The data:
* * * * *
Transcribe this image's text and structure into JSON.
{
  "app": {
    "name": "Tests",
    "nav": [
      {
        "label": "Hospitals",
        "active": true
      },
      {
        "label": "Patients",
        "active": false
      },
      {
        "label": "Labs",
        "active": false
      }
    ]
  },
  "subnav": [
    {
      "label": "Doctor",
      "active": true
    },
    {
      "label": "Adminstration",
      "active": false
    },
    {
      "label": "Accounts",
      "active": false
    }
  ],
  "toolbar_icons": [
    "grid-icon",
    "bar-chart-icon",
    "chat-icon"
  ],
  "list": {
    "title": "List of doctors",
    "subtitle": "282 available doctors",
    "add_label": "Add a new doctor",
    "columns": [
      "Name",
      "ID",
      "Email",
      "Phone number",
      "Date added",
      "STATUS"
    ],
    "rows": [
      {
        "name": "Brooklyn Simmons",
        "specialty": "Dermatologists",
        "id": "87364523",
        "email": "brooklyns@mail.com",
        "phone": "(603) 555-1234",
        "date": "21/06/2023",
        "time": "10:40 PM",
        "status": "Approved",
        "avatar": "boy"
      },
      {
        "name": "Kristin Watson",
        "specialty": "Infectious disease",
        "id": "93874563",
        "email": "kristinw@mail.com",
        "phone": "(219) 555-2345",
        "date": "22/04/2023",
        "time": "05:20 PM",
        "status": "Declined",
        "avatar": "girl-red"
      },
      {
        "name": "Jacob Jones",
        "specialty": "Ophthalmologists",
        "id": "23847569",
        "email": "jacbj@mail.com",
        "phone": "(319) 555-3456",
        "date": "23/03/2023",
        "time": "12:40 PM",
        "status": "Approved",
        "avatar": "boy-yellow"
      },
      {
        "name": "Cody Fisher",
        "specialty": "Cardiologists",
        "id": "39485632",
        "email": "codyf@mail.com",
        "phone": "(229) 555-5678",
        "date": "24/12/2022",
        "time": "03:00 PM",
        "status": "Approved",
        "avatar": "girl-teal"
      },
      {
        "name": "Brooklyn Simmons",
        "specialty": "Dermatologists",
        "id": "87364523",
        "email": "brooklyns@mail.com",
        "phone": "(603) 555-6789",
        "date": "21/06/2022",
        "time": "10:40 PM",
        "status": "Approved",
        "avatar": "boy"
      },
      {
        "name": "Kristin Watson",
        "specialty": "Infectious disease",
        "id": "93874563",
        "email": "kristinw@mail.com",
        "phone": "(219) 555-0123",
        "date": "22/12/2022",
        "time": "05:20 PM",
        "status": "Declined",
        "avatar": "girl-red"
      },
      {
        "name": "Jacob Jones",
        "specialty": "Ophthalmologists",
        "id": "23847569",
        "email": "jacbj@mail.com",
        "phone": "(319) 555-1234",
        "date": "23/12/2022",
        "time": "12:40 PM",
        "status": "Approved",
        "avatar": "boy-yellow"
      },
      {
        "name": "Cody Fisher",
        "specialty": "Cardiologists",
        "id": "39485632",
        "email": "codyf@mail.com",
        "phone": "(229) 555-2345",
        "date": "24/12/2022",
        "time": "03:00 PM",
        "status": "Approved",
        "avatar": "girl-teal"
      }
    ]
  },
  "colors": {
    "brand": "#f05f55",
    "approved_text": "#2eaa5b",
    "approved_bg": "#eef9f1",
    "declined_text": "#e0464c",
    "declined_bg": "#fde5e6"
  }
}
* * * * *
Task directions: Only an exact copy of the entries above will do.

Answer below:
Transcribe this image's text and structure into JSON.
{
  "app": {
    "name": "Tests",
    "nav": [
      {
        "label": "Hospitals",
        "active": true
      },
      {
        "label": "Patients",
        "active": false
      },
      {
        "label": "Labs",
        "active": false
      }
    ]
  },
  "subnav": [
    {
      "label": "Doctor",
      "active": true
    },
    {
      "label": "Adminstration",
      "active": false
    },
    {
      "label": "Accounts",
      "active": false
    }
  ],
  "toolbar_icons": [
    "grid-icon",
    "bar-chart-icon",
    "chat-icon"
  ],
  "list": {
    "title": "List of doctors",
    "subtitle": "282 available doctors",
    "add_label": "Add a new doctor",
    "columns": [
      "Name",
      "ID",
      "Email",
      "Phone number",
      "Date added",
      "STATUS"
    ],
    "rows": [
      {
        "name": "Brooklyn Simmons",
        "specialty": "Dermatologists",
        "id": "87364523",
        "email": "brooklyns@mail.com",
        "phone": "(603) 555-1234",
        "date": "21/06/2023",
        "time": "10:40 PM",
        "status": "Approved",
        "avatar": "boy"
      },
      {
        "name": "Kristin Watson",
        "specialty": "Infectious disease",
        "id": "93874563",
        "email": "kristinw@mail.com",
        "phone": "(219) 555-2345",
        "date": "22/04/2023",
        "time": "05:20 PM",
        "status": "Declined",
        "avatar": "girl-red"
      },
      {
        "name": "Jacob Jones",
        "specialty": "Ophthalmologists",
        "id": "23847569",
        "email": "jacbj@mail.com",
        "phone": "(319) 555-3456",
        "date": "23/03/2023",
        "time": "12:40 PM",
        "status": "Approved",
        "avatar": "boy-yellow"
      },
      {
        "name": "Cody Fisher",
        "specialty": "Cardiologists",
        "id": "39485632",
        "email": "codyf@mail.com",
        "phone": "(229) 555-5678",
        "date": "24/12/2022",
        "time": "03:00 PM",
        "status": "Approved",
        "avatar": "girl-teal"
      },
      {
        "name": "Brooklyn Simmons",
        "specialty": "Dermatologists",
        "id": "87364523",
        "email": "brooklyns@mail.com",
        "phone": "(603) 555-6789",
        "date": "21/06/2022",
        "time": "10:40 PM",
        "status": "Approved",
        "avatar": "boy"
      },
      {
        "name": "Kristin Watson",
        "specialty": "Infectious disease",
        "id": "93874563",
        "email": "kristinw@mail.com",
        "phone": "(219) 555-0123",
        "date": "22/12/2022",
        "time": "05:20 PM",
        "status": "Declined",
        "avatar": "girl-red"
      },
      {
        "name": "Jacob Jones",
        "specialty": "Ophthalmologists",
        "id": "23847569",
        "email": "jacbj@mail.com",
        "phone": "(319) 555-1234",
        "date": "23/12/2022",
        "time": "12:40 PM",
        "status": "Approved",
        "avatar": "boy-yellow"
      },
      {
        "name": "Cody Fisher",
        "specialty": "Cardiologists",
        "id": "39485632",
        "email": "codyf@mail.com",
        "phone": "(229) 555-2345",
        "date": "24/12/2022",
        "time": "03:00 PM",
        "status": "Approved",
        "avatar": "girl-teal"
      }
    ]
  },
  "colors": {
    "brand": "#f05f55",
    "approved_text": "#2eaa5b",
    "approved_bg": "#eef9f1",
    "declined_text": "#e0464c",
    "declined_bg": "#fde5e6"
  }
}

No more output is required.